### Given task
Every line of the data that contains the string "ylabel" must be copied.

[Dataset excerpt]
--- Begin ---

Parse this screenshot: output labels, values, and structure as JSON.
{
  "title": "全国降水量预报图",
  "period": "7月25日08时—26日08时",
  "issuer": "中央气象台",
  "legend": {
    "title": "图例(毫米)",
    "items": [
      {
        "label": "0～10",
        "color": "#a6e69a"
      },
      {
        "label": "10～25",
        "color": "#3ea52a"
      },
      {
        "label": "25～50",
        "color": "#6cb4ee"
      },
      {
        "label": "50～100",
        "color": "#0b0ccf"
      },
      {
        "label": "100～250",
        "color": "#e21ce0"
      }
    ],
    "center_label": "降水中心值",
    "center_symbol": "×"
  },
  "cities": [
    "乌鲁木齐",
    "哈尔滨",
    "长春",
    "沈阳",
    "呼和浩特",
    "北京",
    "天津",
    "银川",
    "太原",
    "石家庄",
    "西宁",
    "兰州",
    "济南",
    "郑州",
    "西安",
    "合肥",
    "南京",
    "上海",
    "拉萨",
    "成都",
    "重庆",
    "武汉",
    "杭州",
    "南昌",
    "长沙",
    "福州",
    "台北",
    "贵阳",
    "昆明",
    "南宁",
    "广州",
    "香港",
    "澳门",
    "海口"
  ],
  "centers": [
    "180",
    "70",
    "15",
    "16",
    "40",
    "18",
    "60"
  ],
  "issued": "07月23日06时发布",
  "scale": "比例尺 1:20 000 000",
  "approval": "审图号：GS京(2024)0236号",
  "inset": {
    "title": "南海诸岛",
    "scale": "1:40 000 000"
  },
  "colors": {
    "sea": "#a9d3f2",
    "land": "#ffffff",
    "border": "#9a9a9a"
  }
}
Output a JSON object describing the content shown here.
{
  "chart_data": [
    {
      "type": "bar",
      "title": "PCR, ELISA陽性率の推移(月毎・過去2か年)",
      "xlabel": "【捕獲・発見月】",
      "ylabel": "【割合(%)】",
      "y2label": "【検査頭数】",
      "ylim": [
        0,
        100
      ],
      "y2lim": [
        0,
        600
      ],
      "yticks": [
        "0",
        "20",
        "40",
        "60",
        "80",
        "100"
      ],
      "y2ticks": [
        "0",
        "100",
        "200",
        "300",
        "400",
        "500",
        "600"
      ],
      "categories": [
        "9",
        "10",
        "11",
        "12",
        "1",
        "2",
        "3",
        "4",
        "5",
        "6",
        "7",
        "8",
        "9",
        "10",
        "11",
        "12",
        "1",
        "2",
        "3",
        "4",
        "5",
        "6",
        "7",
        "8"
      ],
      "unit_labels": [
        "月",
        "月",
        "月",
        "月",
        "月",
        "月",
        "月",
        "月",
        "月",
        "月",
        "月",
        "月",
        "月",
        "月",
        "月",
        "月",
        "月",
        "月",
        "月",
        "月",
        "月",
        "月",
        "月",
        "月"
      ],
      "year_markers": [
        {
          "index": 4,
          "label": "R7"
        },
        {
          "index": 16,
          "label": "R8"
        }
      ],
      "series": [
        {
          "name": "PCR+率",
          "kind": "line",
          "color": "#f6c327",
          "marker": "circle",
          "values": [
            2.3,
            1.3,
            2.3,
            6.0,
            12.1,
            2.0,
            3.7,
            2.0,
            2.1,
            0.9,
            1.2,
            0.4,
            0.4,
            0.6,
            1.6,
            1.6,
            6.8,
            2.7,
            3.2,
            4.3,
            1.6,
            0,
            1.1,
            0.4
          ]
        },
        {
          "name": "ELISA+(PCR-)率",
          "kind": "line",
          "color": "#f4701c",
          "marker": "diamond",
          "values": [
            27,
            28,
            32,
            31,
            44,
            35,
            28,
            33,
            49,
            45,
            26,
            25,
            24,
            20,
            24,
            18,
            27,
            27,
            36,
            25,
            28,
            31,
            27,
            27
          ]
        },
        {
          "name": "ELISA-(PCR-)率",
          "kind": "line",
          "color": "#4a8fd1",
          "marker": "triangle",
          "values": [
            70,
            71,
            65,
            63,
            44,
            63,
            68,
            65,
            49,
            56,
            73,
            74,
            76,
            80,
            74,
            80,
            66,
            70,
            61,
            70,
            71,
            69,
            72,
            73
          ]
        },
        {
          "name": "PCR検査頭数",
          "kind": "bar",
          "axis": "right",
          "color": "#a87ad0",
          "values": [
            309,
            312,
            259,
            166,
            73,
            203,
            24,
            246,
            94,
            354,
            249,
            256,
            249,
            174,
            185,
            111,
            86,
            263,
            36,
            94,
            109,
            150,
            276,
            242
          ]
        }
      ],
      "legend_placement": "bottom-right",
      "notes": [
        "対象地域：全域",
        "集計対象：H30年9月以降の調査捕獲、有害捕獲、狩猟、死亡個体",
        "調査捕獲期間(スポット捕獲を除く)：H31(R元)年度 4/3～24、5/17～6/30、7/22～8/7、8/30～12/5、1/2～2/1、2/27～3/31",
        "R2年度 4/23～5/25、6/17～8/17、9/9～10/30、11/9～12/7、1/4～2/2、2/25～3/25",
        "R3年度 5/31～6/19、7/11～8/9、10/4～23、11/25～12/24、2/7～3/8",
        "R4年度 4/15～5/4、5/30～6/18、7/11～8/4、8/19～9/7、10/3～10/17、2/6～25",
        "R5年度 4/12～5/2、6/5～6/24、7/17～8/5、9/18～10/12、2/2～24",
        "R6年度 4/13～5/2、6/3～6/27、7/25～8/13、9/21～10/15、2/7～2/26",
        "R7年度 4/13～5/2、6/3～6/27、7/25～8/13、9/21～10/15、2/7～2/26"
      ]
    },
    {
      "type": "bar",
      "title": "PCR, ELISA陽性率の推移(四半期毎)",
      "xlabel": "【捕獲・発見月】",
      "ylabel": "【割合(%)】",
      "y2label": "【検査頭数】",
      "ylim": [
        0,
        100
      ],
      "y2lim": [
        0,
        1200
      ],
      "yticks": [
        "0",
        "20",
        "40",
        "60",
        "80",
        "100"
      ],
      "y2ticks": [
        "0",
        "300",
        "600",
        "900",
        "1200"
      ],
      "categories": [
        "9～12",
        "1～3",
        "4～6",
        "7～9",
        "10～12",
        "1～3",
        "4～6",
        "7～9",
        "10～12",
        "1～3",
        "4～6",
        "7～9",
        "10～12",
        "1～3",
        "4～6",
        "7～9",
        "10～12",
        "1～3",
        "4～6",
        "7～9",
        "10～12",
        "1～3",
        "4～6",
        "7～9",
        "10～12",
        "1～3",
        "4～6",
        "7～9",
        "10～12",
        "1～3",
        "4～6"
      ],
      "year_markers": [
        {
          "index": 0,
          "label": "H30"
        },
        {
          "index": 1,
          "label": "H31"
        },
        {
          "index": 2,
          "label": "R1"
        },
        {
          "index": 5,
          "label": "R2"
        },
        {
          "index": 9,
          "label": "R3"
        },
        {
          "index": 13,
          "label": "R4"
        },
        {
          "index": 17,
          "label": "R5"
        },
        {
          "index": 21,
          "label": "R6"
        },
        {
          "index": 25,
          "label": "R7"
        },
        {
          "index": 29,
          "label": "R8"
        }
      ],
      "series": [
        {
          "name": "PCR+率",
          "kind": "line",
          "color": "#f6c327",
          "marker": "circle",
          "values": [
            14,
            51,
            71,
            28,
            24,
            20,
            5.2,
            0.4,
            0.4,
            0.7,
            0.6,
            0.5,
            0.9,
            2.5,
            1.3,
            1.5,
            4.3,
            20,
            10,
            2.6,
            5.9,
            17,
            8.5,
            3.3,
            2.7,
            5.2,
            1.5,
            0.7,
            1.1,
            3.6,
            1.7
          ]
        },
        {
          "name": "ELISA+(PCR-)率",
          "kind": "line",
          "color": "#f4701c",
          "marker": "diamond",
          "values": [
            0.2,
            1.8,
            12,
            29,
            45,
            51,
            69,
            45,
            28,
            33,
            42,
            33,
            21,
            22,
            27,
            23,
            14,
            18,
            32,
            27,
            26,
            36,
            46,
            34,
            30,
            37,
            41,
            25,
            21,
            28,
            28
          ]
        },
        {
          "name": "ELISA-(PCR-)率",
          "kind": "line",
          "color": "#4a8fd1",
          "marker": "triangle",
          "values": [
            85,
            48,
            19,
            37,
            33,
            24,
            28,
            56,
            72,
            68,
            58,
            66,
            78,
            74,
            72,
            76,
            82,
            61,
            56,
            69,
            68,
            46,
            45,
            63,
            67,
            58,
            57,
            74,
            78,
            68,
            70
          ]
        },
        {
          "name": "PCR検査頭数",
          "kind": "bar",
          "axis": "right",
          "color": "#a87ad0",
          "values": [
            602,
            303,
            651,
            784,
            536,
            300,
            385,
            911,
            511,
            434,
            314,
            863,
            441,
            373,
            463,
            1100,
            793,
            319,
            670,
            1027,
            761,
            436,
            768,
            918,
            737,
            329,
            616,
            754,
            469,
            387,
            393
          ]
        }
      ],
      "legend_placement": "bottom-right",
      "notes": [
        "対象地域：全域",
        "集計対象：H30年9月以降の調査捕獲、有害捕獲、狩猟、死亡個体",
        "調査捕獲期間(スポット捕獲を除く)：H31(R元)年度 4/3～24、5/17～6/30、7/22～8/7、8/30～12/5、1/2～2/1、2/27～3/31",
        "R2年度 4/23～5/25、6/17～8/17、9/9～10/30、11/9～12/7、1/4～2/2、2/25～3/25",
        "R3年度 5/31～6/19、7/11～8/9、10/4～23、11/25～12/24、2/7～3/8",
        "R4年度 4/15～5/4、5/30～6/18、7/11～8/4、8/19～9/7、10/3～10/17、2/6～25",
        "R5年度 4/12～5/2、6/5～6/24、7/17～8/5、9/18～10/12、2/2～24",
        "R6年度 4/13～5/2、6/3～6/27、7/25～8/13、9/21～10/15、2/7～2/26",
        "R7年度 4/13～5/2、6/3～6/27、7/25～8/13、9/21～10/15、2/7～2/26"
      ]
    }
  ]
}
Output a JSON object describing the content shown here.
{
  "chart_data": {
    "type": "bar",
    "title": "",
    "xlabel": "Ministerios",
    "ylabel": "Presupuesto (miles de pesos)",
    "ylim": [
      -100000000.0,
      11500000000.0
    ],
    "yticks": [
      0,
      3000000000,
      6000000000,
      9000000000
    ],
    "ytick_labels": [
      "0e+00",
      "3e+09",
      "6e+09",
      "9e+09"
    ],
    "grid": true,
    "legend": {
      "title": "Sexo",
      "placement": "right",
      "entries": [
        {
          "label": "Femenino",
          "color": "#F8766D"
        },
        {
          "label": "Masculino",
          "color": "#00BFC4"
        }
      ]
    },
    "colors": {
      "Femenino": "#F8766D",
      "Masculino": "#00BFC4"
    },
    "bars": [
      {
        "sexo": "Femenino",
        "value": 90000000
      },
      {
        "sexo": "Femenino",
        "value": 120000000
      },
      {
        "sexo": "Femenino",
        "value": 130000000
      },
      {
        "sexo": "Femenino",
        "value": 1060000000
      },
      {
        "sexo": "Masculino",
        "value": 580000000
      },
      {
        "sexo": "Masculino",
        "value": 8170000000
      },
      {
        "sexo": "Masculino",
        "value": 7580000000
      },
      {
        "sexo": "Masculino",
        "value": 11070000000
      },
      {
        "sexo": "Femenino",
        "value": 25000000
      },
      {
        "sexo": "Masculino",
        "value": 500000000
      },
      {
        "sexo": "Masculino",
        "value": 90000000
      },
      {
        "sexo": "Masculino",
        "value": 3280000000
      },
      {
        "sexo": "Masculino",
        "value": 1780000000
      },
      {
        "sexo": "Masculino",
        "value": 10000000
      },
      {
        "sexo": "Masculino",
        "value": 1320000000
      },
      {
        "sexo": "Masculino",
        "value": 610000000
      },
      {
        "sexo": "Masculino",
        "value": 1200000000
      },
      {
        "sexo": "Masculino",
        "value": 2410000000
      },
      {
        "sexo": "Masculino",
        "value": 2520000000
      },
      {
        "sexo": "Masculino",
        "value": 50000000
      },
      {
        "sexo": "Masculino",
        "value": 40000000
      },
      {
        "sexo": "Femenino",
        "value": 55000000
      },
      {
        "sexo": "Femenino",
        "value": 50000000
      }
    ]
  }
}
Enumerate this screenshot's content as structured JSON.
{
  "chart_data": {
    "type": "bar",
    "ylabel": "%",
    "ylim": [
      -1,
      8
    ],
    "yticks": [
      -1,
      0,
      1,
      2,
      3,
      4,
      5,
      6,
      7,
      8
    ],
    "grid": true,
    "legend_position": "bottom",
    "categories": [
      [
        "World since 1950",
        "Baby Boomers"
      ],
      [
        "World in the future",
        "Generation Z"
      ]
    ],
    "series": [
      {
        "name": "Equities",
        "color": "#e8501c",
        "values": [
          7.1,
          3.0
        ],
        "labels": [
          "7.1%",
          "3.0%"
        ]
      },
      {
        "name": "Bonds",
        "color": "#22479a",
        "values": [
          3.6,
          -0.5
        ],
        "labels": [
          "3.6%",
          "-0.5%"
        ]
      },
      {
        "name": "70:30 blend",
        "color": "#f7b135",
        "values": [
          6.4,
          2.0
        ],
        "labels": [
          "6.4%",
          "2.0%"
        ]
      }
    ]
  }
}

--- End ---

### Response
      "ylabel": "【割合(%)】",
      "ylabel": "【割合(%)】",
    "ylabel": "Presupuesto (miles de pesos)",
    "ylabel": "%",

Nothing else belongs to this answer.